#### [Short task]
Return all lines with the word "color" in them.

[Entries from a dataset]
------------------------

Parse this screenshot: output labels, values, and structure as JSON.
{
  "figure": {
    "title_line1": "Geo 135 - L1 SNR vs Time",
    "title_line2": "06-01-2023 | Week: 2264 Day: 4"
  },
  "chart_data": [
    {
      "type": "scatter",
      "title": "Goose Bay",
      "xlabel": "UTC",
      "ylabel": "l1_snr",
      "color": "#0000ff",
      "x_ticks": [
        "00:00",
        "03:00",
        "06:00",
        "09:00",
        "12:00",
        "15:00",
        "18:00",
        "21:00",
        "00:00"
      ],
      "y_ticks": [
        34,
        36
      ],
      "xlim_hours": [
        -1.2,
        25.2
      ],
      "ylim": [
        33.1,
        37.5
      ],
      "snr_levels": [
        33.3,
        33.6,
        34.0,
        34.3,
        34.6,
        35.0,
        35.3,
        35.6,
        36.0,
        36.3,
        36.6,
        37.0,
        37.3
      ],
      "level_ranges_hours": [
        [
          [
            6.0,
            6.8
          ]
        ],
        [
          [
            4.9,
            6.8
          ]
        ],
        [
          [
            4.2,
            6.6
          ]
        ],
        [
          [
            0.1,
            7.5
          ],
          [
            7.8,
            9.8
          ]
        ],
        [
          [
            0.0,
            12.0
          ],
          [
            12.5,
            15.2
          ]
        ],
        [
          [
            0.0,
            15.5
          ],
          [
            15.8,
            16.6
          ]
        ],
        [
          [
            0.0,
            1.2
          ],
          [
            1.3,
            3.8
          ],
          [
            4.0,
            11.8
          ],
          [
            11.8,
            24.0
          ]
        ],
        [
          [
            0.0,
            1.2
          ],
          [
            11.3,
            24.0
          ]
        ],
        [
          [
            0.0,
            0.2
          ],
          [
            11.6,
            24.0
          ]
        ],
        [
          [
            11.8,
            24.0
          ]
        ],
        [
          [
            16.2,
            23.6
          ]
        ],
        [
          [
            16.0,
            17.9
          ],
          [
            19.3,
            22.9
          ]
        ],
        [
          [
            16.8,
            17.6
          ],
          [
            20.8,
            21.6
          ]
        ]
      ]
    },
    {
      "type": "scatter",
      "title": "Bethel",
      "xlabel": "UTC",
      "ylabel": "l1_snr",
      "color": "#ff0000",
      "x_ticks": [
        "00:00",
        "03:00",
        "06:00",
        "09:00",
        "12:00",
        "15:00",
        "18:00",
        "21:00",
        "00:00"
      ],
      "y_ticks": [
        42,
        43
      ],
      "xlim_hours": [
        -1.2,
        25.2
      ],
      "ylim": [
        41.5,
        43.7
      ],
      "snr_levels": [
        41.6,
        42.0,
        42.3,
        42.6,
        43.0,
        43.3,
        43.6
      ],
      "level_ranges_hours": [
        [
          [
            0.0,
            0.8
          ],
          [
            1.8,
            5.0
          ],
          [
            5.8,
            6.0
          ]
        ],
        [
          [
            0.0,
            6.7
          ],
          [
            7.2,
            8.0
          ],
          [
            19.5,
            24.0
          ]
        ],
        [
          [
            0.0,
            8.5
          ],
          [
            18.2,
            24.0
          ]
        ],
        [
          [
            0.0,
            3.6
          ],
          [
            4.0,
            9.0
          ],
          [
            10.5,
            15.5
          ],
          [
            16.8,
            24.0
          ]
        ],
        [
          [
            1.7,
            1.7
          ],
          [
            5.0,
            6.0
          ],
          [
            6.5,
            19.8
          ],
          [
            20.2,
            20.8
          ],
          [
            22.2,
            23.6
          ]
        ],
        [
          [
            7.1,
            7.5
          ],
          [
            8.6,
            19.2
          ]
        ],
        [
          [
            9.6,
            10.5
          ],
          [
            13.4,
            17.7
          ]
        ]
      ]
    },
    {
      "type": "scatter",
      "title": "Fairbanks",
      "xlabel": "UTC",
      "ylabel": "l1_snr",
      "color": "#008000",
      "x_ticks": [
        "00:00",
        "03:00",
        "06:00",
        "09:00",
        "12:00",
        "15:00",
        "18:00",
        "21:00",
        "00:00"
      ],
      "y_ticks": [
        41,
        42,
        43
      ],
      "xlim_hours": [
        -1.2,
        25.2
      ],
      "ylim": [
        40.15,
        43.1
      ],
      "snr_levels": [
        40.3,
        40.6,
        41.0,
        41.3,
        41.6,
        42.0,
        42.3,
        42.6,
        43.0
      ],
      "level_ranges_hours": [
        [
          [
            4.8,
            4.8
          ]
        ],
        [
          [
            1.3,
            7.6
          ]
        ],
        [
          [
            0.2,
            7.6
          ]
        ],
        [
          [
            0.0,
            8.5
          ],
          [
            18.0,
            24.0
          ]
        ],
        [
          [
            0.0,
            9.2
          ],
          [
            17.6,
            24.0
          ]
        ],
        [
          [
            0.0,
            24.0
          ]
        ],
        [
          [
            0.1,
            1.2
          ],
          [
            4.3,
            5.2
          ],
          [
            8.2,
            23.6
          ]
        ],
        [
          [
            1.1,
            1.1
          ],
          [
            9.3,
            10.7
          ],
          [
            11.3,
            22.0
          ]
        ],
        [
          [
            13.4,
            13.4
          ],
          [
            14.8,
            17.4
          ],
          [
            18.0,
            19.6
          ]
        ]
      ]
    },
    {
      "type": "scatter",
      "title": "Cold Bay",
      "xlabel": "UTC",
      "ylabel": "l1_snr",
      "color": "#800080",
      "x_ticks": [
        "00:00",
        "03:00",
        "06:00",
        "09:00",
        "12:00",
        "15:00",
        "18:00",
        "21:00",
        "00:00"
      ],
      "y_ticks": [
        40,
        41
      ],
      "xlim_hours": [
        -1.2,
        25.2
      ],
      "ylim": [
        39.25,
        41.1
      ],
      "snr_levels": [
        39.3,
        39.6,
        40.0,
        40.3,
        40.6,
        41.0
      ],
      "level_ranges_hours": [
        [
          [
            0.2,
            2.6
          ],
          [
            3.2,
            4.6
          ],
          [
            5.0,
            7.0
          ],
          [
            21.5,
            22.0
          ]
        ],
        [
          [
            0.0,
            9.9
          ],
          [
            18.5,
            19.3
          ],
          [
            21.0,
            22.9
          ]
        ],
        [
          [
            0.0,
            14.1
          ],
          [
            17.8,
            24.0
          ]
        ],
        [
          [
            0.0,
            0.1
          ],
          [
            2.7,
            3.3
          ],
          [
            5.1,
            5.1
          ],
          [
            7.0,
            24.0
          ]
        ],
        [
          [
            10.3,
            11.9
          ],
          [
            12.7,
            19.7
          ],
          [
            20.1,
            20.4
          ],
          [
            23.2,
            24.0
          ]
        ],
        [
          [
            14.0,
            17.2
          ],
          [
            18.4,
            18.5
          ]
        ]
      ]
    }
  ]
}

------------------------

#### [Completed task]
      "color": "#0000ff",
      "color": "#ff0000",
      "color": "#008000",
      "color": "#800080",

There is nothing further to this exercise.